[Stored records]
......
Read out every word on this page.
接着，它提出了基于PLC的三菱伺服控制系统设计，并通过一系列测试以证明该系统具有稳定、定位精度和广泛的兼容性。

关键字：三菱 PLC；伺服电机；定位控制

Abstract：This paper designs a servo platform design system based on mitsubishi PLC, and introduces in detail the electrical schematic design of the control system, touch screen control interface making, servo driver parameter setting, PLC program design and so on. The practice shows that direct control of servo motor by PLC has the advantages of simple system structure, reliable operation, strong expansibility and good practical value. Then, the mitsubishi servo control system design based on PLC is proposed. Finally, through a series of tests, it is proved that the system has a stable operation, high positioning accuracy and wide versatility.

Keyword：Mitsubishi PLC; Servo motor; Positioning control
......
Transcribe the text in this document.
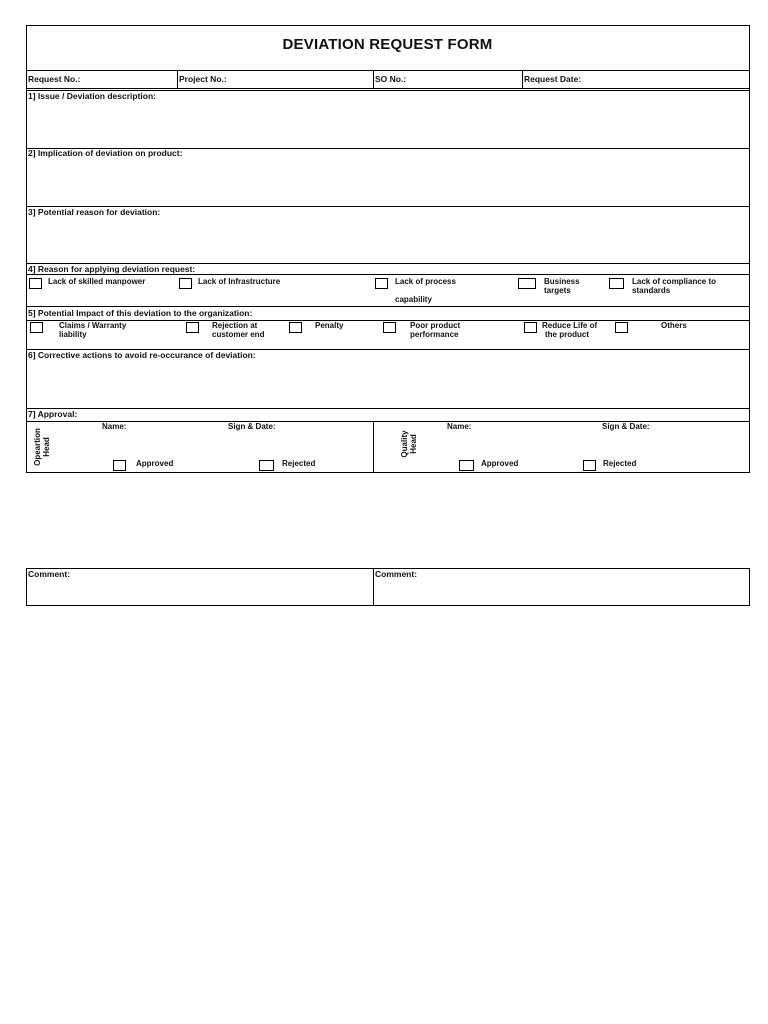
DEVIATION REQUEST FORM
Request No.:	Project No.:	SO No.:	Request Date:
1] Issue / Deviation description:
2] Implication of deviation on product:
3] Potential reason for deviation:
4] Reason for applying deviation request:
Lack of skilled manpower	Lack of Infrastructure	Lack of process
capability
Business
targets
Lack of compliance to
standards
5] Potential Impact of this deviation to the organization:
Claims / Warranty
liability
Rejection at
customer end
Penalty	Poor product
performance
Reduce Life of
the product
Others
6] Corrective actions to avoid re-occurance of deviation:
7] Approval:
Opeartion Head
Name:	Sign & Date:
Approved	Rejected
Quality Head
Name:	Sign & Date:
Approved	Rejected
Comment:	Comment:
......
* [SET EXERCISE]:
Search the listing for the word "Potential". Copy every line in which it occurs.

* [TASK SOLUTION]:
3] Potential reason for deviation:
5] Potential Impact of this deviation to the organization:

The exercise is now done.